* [Collection entries]:
──────────────────────────────

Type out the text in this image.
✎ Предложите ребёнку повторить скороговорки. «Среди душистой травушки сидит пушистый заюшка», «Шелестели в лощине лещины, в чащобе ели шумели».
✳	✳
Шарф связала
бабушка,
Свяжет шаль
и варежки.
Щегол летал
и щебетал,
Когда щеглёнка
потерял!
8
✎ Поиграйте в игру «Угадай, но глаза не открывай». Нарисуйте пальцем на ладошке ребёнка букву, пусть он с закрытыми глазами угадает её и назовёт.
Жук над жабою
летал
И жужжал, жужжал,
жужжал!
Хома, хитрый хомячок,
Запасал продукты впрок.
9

──────────────────────────────

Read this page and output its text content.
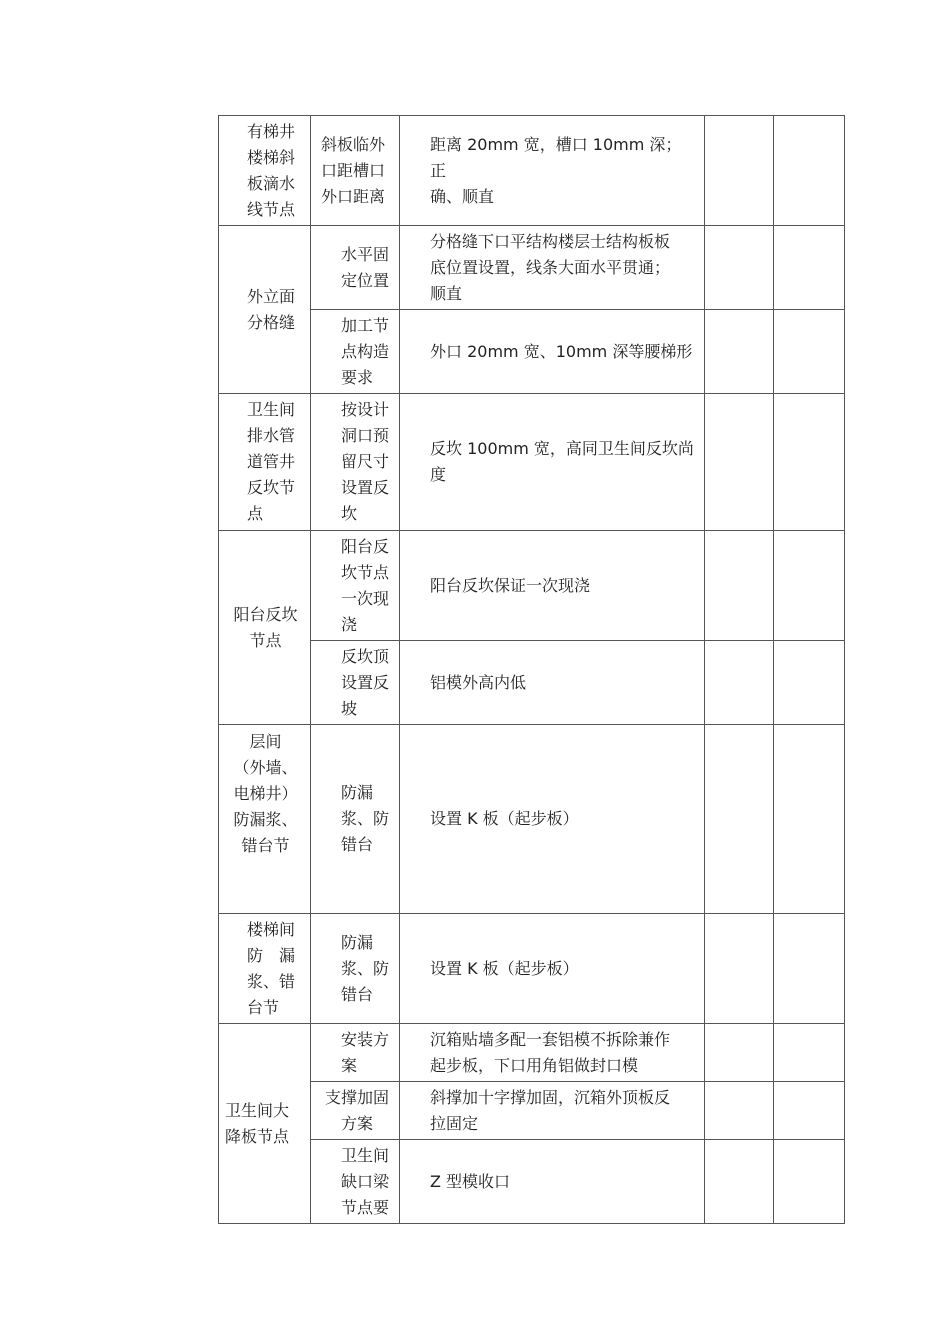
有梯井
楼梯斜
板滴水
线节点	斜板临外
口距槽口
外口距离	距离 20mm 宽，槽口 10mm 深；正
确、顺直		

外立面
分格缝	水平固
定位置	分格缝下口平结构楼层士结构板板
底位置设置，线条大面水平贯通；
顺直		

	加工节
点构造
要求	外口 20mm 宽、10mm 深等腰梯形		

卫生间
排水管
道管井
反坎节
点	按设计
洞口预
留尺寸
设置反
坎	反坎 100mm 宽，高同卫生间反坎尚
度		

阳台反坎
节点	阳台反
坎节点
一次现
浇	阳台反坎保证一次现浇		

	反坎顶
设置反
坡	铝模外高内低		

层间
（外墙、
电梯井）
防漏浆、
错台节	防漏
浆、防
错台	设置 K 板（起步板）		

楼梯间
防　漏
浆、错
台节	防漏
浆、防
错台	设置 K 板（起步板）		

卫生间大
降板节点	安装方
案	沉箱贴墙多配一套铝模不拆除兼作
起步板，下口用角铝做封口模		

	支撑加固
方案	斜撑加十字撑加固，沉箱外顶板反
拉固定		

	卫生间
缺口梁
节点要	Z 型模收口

──────────────────────────────

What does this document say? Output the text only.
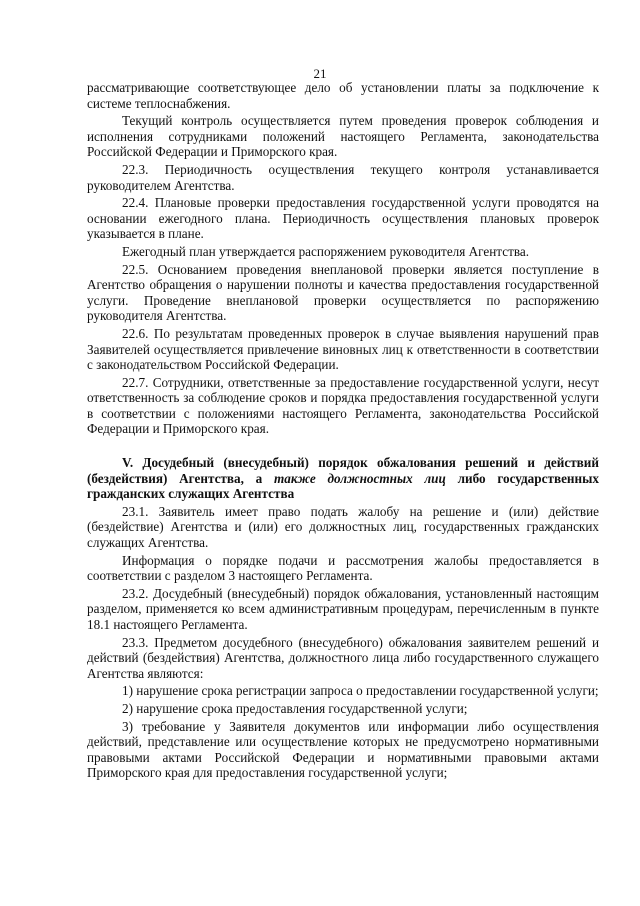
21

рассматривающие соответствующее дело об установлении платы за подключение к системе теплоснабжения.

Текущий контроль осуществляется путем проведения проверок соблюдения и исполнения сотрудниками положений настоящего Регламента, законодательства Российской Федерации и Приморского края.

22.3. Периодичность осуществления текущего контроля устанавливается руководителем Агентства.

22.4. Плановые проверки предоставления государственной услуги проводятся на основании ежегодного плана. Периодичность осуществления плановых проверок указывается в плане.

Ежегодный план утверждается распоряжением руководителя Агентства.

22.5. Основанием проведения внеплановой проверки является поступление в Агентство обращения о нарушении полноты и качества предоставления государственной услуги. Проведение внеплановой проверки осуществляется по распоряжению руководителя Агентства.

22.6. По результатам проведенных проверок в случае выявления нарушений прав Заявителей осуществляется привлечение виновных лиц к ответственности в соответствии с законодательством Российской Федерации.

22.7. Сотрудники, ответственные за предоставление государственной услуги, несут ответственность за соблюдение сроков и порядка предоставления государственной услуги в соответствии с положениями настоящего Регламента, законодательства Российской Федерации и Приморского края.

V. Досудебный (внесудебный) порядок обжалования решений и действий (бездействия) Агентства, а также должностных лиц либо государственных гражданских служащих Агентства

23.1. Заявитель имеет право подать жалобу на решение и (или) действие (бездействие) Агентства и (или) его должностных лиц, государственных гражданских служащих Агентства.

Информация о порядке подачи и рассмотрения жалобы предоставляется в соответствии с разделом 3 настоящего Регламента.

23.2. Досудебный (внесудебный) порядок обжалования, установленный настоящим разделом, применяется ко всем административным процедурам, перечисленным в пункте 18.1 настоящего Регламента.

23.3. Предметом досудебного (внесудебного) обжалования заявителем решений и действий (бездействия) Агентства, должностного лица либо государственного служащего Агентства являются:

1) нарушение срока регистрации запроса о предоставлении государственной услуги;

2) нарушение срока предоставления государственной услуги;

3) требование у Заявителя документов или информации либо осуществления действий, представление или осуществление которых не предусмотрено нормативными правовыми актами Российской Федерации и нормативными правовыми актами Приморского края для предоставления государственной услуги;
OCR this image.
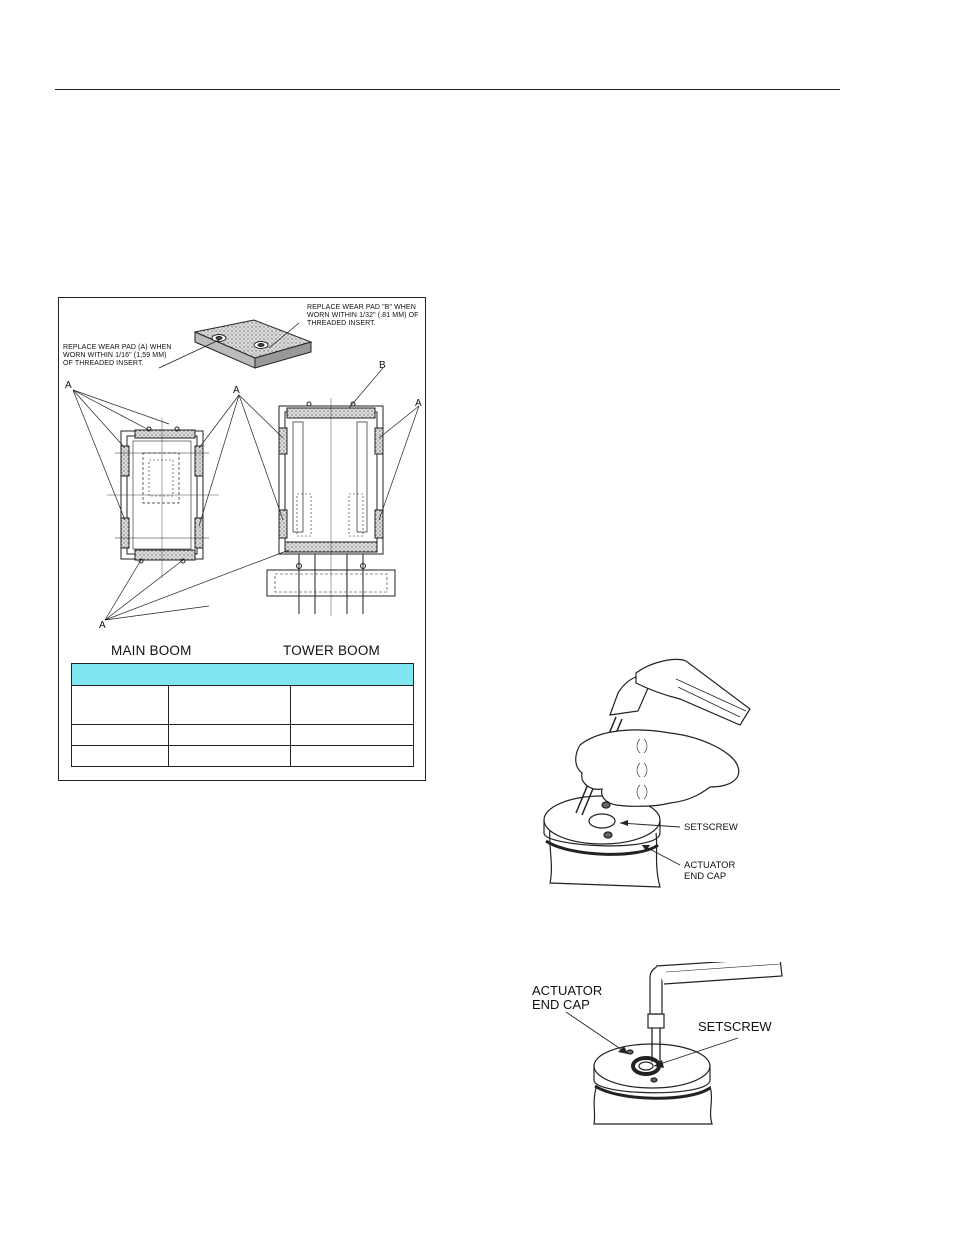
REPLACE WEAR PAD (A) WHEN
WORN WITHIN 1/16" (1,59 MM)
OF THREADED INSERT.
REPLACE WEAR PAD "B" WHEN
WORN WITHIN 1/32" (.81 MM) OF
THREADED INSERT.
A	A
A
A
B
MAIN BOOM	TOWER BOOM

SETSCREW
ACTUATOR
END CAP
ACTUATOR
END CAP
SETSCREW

──────────────────────────────

* [WHAT THE EXERCISE ASKS]: Copy out every line from the data above that has "проверки" in it.

* [ANSWER FOR THE TASK]:
22.4. Плановые проверки предоставления государственной услуги проводятся на основании ежегодного плана. Периодичность осуществления плановых проверок указывается в плане.
22.5. Основанием проведения внеплановой проверки является поступление в Агентство обращения о нарушении полноты и качества предоставления государственной услуги. Проведение внеплановой проверки осуществляется по распоряжению руководителя Агентства.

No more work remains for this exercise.